YOUR GOAL:
Rewrite the lines below with "Diagram" replaced by "Figure" everywhere it appears, keeping everything else the same, and leave the pictures out.

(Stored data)
- - -

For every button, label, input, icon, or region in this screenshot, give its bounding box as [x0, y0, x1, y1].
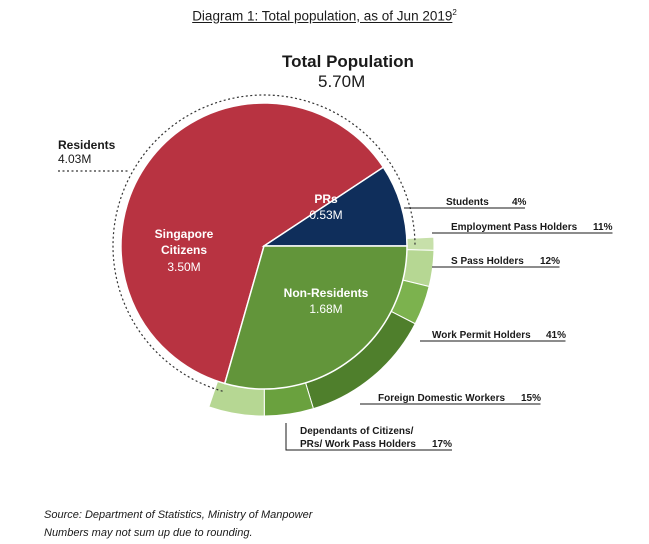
chart-total: 5.70M	[318, 72, 366, 91]
slice-singapore-citizens	[120, 102, 385, 385]
slice-label-singapore-citizens: Singapore	[155, 227, 214, 241]
chart-title: Total Population	[282, 52, 414, 71]
breakdown-percent-dependants-of-citizens-prs-work-pass-holders: 17%	[432, 439, 452, 450]
group-label-residents: Residents	[58, 138, 116, 152]
residents-bracket	[112, 94, 416, 392]
breakdown-percent-employment-pass-holders: 11%	[593, 222, 613, 233]
source-note: Source: Department of Statistics, Minist…	[44, 509, 313, 521]
slice-label-non-residents: Non-Residents	[284, 286, 369, 300]
caption-footnote: 2	[452, 8, 457, 17]
breakdown-underline-dependants-of-citizens-prs-work-pass-holders	[285, 423, 452, 451]
slice-label-prs: PRs	[314, 192, 338, 206]
slice-value-prs: 0.53M	[309, 208, 342, 222]
slice-label-singapore-citizens-2: Citizens	[161, 243, 207, 257]
caption-text: Diagram 1: Total population, as of Jun 2…	[192, 8, 453, 24]
breakdown-label-dependants-of-citizens-prs-work-pass-holders: Dependants of Citizens/	[300, 426, 414, 437]
breakdown-label-employment-pass-holders: Employment Pass Holders	[451, 222, 578, 233]
breakdown-percent-work-permit-holders: 41%	[546, 330, 566, 341]
slice-value-singapore-citizens: 3.50M	[167, 260, 200, 274]
group-value-residents: 4.03M	[58, 152, 91, 166]
breakdown-percent-students: 4%	[512, 197, 527, 208]
figure-caption: Diagram 1: Total population, as of Jun 2…	[0, 8, 649, 24]
breakdown-percent-foreign-domestic-workers: 15%	[521, 393, 541, 404]
breakdown-label-foreign-domestic-workers: Foreign Domestic Workers	[378, 393, 506, 404]
breakdown-percent-s-pass-holders: 12%	[540, 256, 560, 267]
slice-prs	[261, 166, 408, 247]
breakdown-label-s-pass-holders: S Pass Holders	[451, 256, 524, 267]
slice-non-residents	[223, 245, 408, 390]
slice-value-non-residents: 1.68M	[309, 302, 342, 316]
rounding-note: Numbers may not sum up due to rounding.	[44, 527, 253, 539]
breakdown-label-work-permit-holders: Work Permit Holders	[432, 330, 531, 341]
breakdown-segment-students	[406, 236, 435, 251]
breakdown-label-students: Students	[446, 197, 489, 208]
breakdown-label-dependants-of-citizens-prs-work-pass-holders-2: PRs/ Work Pass Holders	[300, 439, 416, 450]
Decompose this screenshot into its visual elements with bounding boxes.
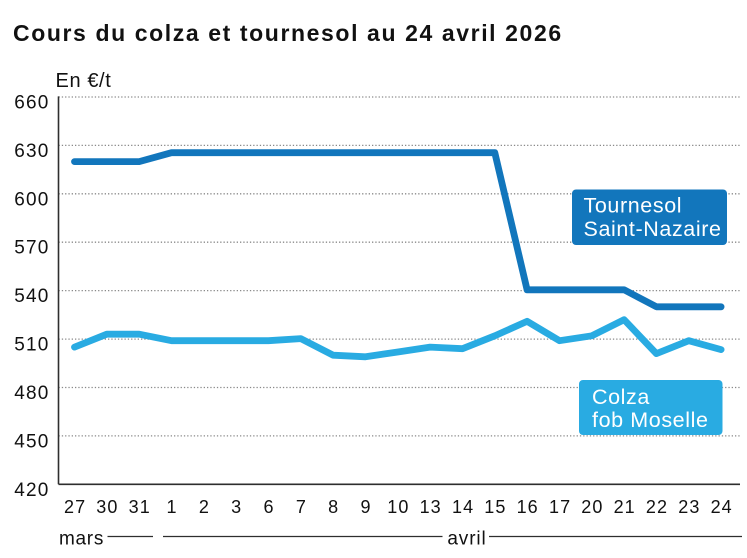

- - -

FINAL RESULT:
For every button, label, input, icon, or region in this screenshot, give its bounding box as [x0, y0, x1, y1].
chart-total: 5.70M	[318, 72, 366, 91]
slice-singapore-citizens	[120, 102, 385, 385]
slice-label-singapore-citizens: Singapore	[155, 227, 214, 241]
chart-title: Total Population	[282, 52, 414, 71]
breakdown-percent-dependants-of-citizens-prs-work-pass-holders: 17%	[432, 439, 452, 450]
group-label-residents: Residents	[58, 138, 116, 152]
residents-bracket	[112, 94, 416, 392]
breakdown-percent-employment-pass-holders: 11%	[593, 222, 613, 233]
source-note: Source: Department of Statistics, Minist…	[44, 509, 313, 521]
slice-label-non-residents: Non-Residents	[284, 286, 369, 300]
caption-footnote: 2	[452, 8, 457, 17]
breakdown-underline-dependants-of-citizens-prs-work-pass-holders	[285, 423, 452, 451]
slice-label-prs: PRs	[314, 192, 338, 206]
slice-value-prs: 0.53M	[309, 208, 342, 222]
slice-label-singapore-citizens-2: Citizens	[161, 243, 207, 257]
caption-text: Figure 1: Total population, as of Jun 2…	[192, 8, 453, 24]
breakdown-label-dependants-of-citizens-prs-work-pass-holders: Dependants of Citizens/	[300, 426, 414, 437]
breakdown-label-employment-pass-holders: Employment Pass Holders	[451, 222, 578, 233]
breakdown-percent-work-permit-holders: 41%	[546, 330, 566, 341]
slice-value-singapore-citizens: 3.50M	[167, 260, 200, 274]
group-value-residents: 4.03M	[58, 152, 91, 166]
breakdown-percent-students: 4%	[512, 197, 527, 208]
figure-caption: Figure 1: Total population, as of Jun 2…	[0, 8, 649, 24]
breakdown-percent-foreign-domestic-workers: 15%	[521, 393, 541, 404]
breakdown-label-foreign-domestic-workers: Foreign Domestic Workers	[378, 393, 506, 404]
breakdown-percent-s-pass-holders: 12%	[540, 256, 560, 267]
slice-prs	[261, 166, 408, 247]
breakdown-label-s-pass-holders: S Pass Holders	[451, 256, 524, 267]
slice-non-residents	[223, 245, 408, 390]
slice-value-non-residents: 1.68M	[309, 302, 342, 316]
rounding-note: Numbers may not sum up due to rounding.	[44, 527, 253, 539]
breakdown-label-work-permit-holders: Work Permit Holders	[432, 330, 531, 341]
breakdown-segment-students	[406, 236, 435, 251]
breakdown-label-students: Students	[446, 197, 489, 208]
breakdown-label-dependants-of-citizens-prs-work-pass-holders-2: PRs/ Work Pass Holders	[300, 439, 416, 450]
Decompose this screenshot into its visual elements with bounding boxes.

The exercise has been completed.